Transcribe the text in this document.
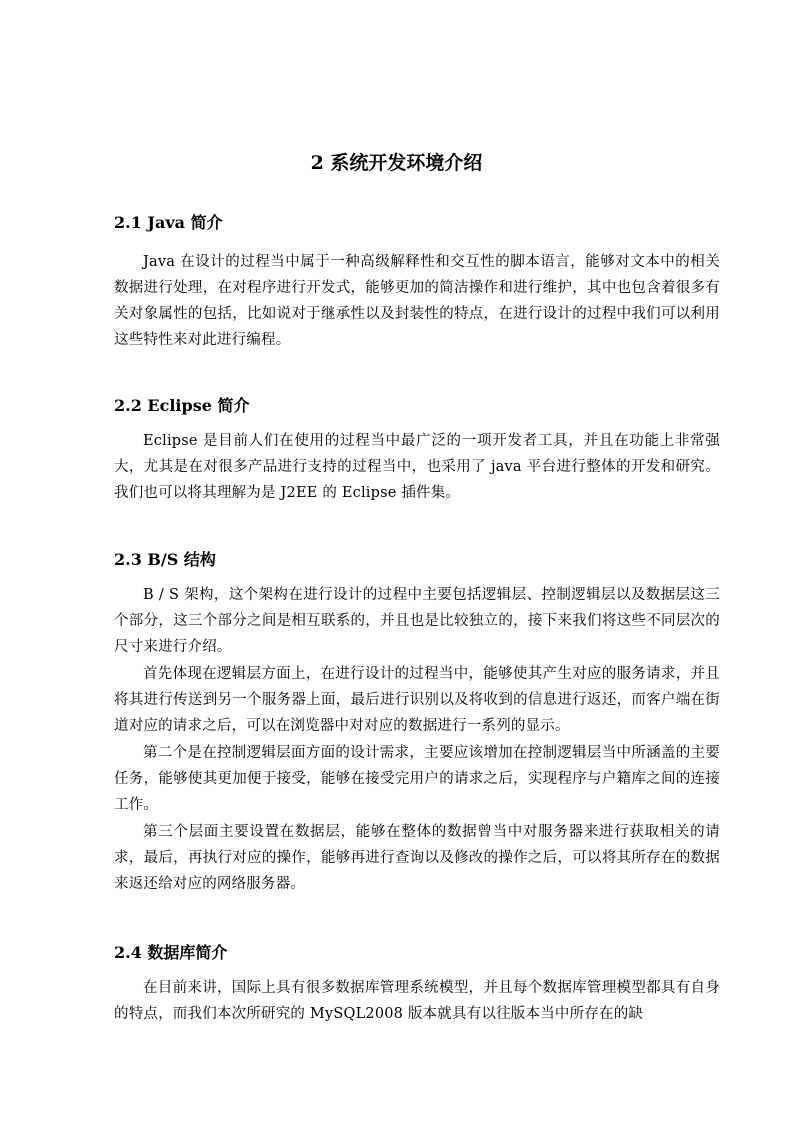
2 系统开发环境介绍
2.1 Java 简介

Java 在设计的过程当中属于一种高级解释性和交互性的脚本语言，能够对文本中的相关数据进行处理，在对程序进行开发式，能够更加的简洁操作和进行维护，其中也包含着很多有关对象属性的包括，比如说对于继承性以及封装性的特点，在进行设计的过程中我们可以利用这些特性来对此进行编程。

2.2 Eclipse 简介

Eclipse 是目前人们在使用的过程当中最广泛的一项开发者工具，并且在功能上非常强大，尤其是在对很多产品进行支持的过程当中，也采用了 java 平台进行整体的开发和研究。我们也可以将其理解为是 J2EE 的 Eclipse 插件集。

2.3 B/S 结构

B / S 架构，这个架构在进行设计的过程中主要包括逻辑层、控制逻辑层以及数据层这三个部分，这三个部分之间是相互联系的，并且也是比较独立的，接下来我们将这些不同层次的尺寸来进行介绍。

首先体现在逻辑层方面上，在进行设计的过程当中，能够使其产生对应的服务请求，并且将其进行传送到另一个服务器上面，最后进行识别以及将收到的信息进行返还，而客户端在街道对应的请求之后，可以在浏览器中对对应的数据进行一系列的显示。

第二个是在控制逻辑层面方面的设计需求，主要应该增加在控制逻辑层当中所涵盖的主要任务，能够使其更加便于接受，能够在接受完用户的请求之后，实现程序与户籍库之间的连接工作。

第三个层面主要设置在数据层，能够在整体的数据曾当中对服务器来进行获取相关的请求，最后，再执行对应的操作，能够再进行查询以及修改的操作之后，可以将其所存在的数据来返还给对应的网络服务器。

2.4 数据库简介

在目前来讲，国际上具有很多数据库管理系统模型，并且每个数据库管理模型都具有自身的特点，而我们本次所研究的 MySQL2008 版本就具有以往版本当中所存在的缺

-------------------------

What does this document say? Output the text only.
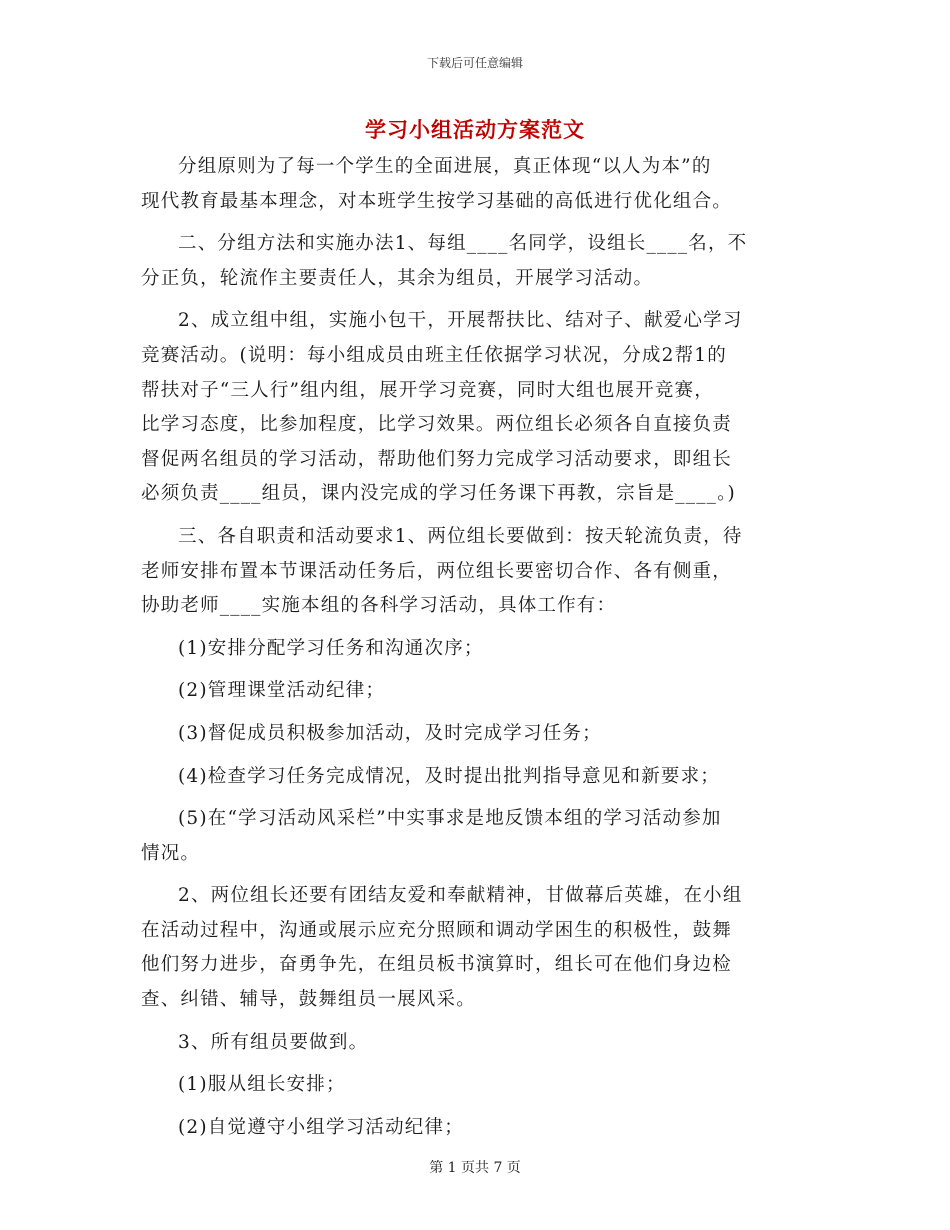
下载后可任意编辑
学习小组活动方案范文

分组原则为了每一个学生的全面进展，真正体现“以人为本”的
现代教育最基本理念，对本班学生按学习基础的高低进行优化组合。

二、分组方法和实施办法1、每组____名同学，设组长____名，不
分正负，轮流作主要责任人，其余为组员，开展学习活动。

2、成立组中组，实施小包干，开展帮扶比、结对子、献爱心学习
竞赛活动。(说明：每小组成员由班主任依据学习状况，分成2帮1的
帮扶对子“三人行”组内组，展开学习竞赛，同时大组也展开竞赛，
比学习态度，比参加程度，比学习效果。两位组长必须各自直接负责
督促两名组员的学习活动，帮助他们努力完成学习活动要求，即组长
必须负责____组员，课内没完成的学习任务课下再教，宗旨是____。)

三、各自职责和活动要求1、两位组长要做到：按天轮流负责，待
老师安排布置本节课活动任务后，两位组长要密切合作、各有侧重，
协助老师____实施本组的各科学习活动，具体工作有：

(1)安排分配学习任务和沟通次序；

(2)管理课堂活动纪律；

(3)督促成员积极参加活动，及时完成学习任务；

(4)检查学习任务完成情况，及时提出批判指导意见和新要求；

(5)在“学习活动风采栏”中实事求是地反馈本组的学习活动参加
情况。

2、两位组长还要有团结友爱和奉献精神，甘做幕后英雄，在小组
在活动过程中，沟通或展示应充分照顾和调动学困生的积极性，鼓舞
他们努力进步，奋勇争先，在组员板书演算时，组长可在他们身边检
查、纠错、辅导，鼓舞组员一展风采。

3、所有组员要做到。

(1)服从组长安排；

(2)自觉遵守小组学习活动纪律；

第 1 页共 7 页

-------------------------

#### Task:
Search the data above for the string "document" and return every line that has it.

#### Answer to this problem:
Transcribe the text in this document.
What does this document say? Output the text only.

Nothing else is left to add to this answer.